What needs to be done: Your output should be each line from the material below that has the word "Lelystad".
= = = =
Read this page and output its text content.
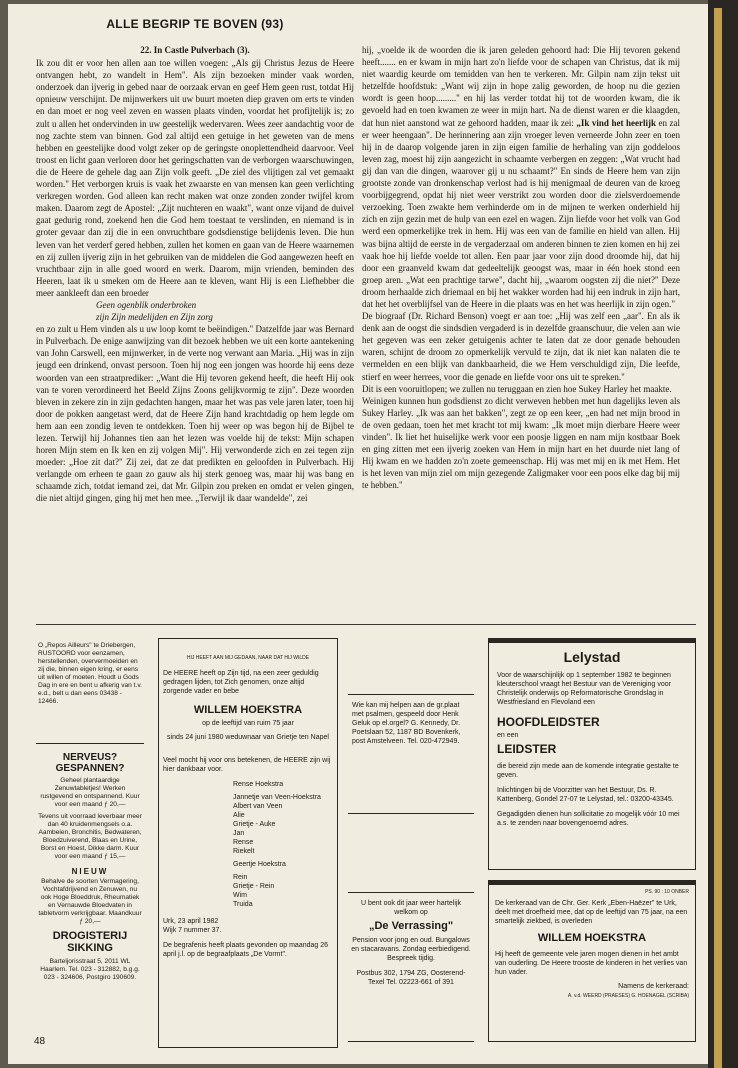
ALLE BEGRIP TE BOVEN (93)
22. In Castle Pulverbach (3).

Ik zou dit er voor hen allen aan toe willen voegen: „Als gij Christus Jezus de Heere ontvangen hebt, zo wandelt in Hem". Als zijn bezoeken minder vaak worden, onderzoek dan ijverig in gebed naar de oorzaak ervan en geef Hem geen rust, totdat Hij opnieuw verschijnt. De mijnwerkers uit uw buurt moeten diep graven om erts te vinden en dan moet er nog veel zeven en wassen plaats vinden, voordat het profijtelijk is; zo zult u allen het ondervinden in uw geestelijk wedervaren. Wees zeer aandachtig voor de nog zachte stem van binnen. God zal altijd een getuige in het geweten van de mens hebben en geestelijke dood volgt zeker op de geringste onoplettendheid daarvoor. Veel troost en licht gaan verloren door het geringschatten van de verborgen waarschuwingen, die de Heere de gehele dag aan Zijn volk geeft. „De ziel des vlijtigen zal vet gemaakt worden." Het verborgen kruis is vaak het zwaarste en van mensen kan geen verlichting verkregen worden. God alleen kan recht maken wat onze zonden zonder twijfel krom maken. Daarom zegt de Apostel: „Zijt nuchteren en waakt", want onze vijand de duivel gaat gedurig rond, zoekend hen die God hem toestaat te verslinden, en niemand is in groter gevaar dan zij die in een onvruchtbare godsdienstige belijdenis leven. Die hun leven van het verderf gered hebben, zullen het komen en gaan van de Heere waarnemen en zij zullen ijverig zijn in het gebruiken van de middelen die God aangewezen heeft en vruchtbaar zijn in alle goed woord en werk. Daarom, mijn vrienden, beminden des Heeren, laat ik u smeken om de Heere aan te kleven, want Hij is een Liefhebber die meer aankleeft dan een broeder

Geen ogenblik onderbroken
zijn Zijn medelijden en Zijn zorg

en zo zult u Hem vinden als u uw loop komt te beëindigen." Datzelfde jaar was Bernard in Pulverbach. De enige aanwijzing van dit bezoek hebben we uit een korte aantekening van John Carswell, een mijnwerker, in de verte nog verwant aan Maria. „Hij was in zijn jeugd een drinkend, onvast persoon. Toen hij nog een jongen was hoorde hij eens deze woorden van een straatprediker: „Want die Hij tevoren gekend heeft, die heeft Hij ook van te voren verordineerd het Beeld Zijns Zoons gelijkvormig te zijn". Deze woorden bleven in zekere zin in zijn gedachten hangen, maar het was pas vele jaren later, toen hij door de pokken aangetast werd, dat de Heere Zijn hand krachtdadig op hem legde om hem aan een zondig leven te ontdekken. Toen hij weer op was begon hij de Bijbel te lezen. Terwijl hij Johannes tien aan het lezen was voelde hij de tekst: Mijn schapen horen Mijn stem en Ik ken en zij volgen Mij". Hij verwonderde zich en zei tegen zijn moeder: „Hoe zit dat?" Zij zei, dat ze dat predikten en geloofden in Pulverbach. Hij verlangde om erheen te gaan zo gauw als hij sterk genoeg was, maar hij was bang en schaamde zich, totdat iemand zei, dat Mr. Gilpin zou preken en omdat er velen gingen, die niet altijd gingen, ging hij met hen mee. „Terwijl ik daar wandelde", zei

hij, „voelde ik de woorden die ik jaren geleden gehoord had: Die Hij tevoren gekend heeft....... en er kwam in mijn hart zo'n liefde voor de schapen van Christus, dat ik mij niet waardig keurde om temidden van hen te verkeren. Mr. Gilpin nam zijn tekst uit hetzelfde hoofdstuk: „Want wij zijn in hope zalig geworden, de hoop nu die gezien wordt is geen hoop........." en hij las verder totdat hij tot de woorden kwam, die ik gevoeld had en toen kwamen ze weer in mijn hart. Na de dienst waren er die klaagden, dat hun niet aanstond wat ze gehoord hadden, maar ik zei: „Ik vind het heerlijk en zal er weer heengaan". De herinnering aan zijn vroeger leven verneerde John zeer en toen hij in de daarop volgende jaren in zijn eigen familie de herhaling van zijn goddeloos leven zag, moest hij zijn aangezicht in schaamte verbergen en zeggen: „Wat vrucht had gij dan van die dingen, waarover gij u nu schaamt?" En sinds de Heere hem van zijn grootste zonde van dronkenschap verlost had is hij menigmaal de deuren van de kroeg voorbijgegrend, opdat hij niet weer verstrikt zou worden door die zielsverdoemende verzoeking. Toen zwakte hem verhinderde om in de mijnen te werken onderhield hij zich en zijn gezin met de hulp van een ezel en wagen. Zijn liefde voor het volk van God werd een opmerkelijke trek in hem. Hij was een van de familie en hield van allen. Hij was bijna altijd de eerste in de vergaderzaal om anderen binnen te zien komen en hij zei vaak hoe hij liefde voelde tot allen. Een paar jaar voor zijn dood droomde hij, dat hij door een graanveld kwam dat gedeeltelijk geoogst was, maar in één hoek stond een groep aren. „Wat een prachtige tarwe", dacht hij, „waarom oogsten zij die niet?" Deze droom herhaalde zich driemaal en bij het wakker worden had hij een indruk in zijn hart, dat het het overblijfsel van de Heere in die plaats was en het was heerlijk in zijn ogen."

De biograaf (Dr. Richard Benson) voegt er aan toe: „Hij was zelf een „aar". En als ik denk aan de oogst die sindsdien vergaderd is in dezelfde graanschuur, die velen aan wie het gegeven was een zeker getuigenis achter te laten dat ze door genade behouden waren, schijnt de droom zo opmerkelijk vervuld te zijn, dat ik niet kan nalaten die te vermelden en een blijk van dankbaarheid, die we Hem verschuldigd zijn, Die leefde, stierf en weer herrees, voor die genade en liefde voor ons uit te spreken."

Dit is een vooruitlopen; we zullen nu teruggaan en zien hoe Sukey Harley het maakte.

Weinigen kunnen hun godsdienst zo dicht verweven hebben met hun dagelijks leven als Sukey Harley. „Ik was aan het bakken", zegt ze op een keer, „en had net mijn brood in de oven gedaan, toen het met kracht tot mij kwam: „Ik moet mijn dierbare Heere weer vinden". Ik liet het huiselijke werk voor een poosje liggen en nam mijn kostbaar Boek en ging zitten met een ijverig zoeken van Hem in mijn hart en het duurde niet lang of Hij kwam en we hadden zo'n zoete gemeenschap. Hij was met mij en ik met Hem. Het is het leven van mijn ziel om mijn gezegende Zaligmaker voor een poos elke dag bij mij te hebben."

O „Repos Ailleurs" te Driebergen, RUSTOORD voor eenzamen, herstellenden, oververmoeiden en zij die, binnen eigen kring, er eens uit willen of moeten. Houdt u Gods Dag in ere en bent u afkerig van t.v. e.d., belt u dan eens 03438 - 12466.
NERVEUS? GESPANNEN?
Geheel plantaardige Zenuwtabletjes! Werken rustgevend en ontspannend. Kuur voor een maand ƒ 20,—
Tevens uit voorraad leverbaar meer dan 40 kruidenmengsels o.a. Aambeien, Bronchitis, Bedwateren, Bloedzuiverend, Blaas en Urine, Borst en Hoest, Dikke darm. Kuur voor een maand ƒ 15,—
NIEUW
Behalve de soorten Vermagering, Vochtafdrijvend en Zenuwen, nu ook Hoge Bloeddruk, Rheumatiek en Vernauwde Bloedvaten in tabletvorm verkrijgbaar. Maandkuur ƒ 20,—
DROGISTERIJ SIKKING
Barteljorisstraat 5, 2011 WL Haarlem. Tel. 023 - 312882, b.g.g. 023 - 324606, Postgiro 190609.
HIJ HEEFT AAN MIJ GEDAAN, NAAR DAT HIJ WILDE
De HEERE heeft op Zijn tijd, na een zeer geduldig gedragen lijden, tot Zich genomen, onze altijd zorgende vader en bebe
WILLEM HOEKSTRA
op de leeftijd van ruim 75 jaar
sinds 24 juni 1980 weduwnaar van Grietje ten Napel
Veel mocht hij voor ons betekenen, de HEERE zijn wij hier dankbaar voor.
Rense Hoekstra
Jannetje van Veen-Hoekstra
Albert van Veen
Alie
Grietje - Auke
Jan
Rense
Riekelt
Geertje Hoekstra
Rein
Grietje - Rein
Wim
Truida
Urk, 23 april 1982
Wijk 7 nummer 37.
De begrafenis heeft plaats gevonden op maandag 26 april j.l. op de begraafplaats „De Vormt".
Wie kan mij helpen aan de gr.plaat met psalmen, gespeeld door Henk Geluk op el.orgel? G. Kennedy, Dr. Poetslaan 52, 1187 BD Bovenkerk, post Amstelveen. Tel. 020-472949.
U bent ook dit jaar weer hartelijk welkom op
„De Verrassing"
Pension voor jong en oud. Bungalows en stacaravans. Zondag eerbiedigend. Bespreek tijdig.
Postbus 302, 1794 ZG, Oosterend-Texel Tel. 02223-661 of 391
Lelystad
Voor de waarschijnlijk op 1 september 1982 te beginnen kleuterschool vraagt het Bestuur van de Vereniging voor Christelijk onderwijs op Reformatorische Grondslag in Westfriesland en Flevoland een
HOOFDLEIDSTER
en een
LEIDSTER
die bereid zijn mede aan de komende integratie gestalte te geven.
Inlichtingen bij de Voorzitter van het Bestuur, Ds. R. Kattenberg, Gondel 27-07 te Lelystad, tel.: 03200-43345.
Gegadigden dienen hun sollicitatie zo mogelijk vóór 10 mei a.s. te zenden naar bovengenoemd adres.
PS. 90 : 10 ONBER
De kerkeraad van de Chr. Ger. Kerk „Eben-Haëzer" te Urk, deelt met droefheid mee, dat op de leeftijd van 75 jaar, na een smartelijk ziekbed, is overleden
WILLEM HOEKSTRA
Hij heeft de gemeente vele jaren mogen dienen in het ambt van ouderling. De Heere trooste de kinderen in het verlies van hun vader.
Namens de kerkeraad:
A. v.d. WEERD (PRAESES) G. HOENAGEL (SCRIBA)
48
= = = =
Output for this task:
Lelystad
Inlichtingen bij de Voorzitter van het Bestuur, Ds. R. Kattenberg, Gondel 27-07 te Lelystad, tel.: 03200-43345.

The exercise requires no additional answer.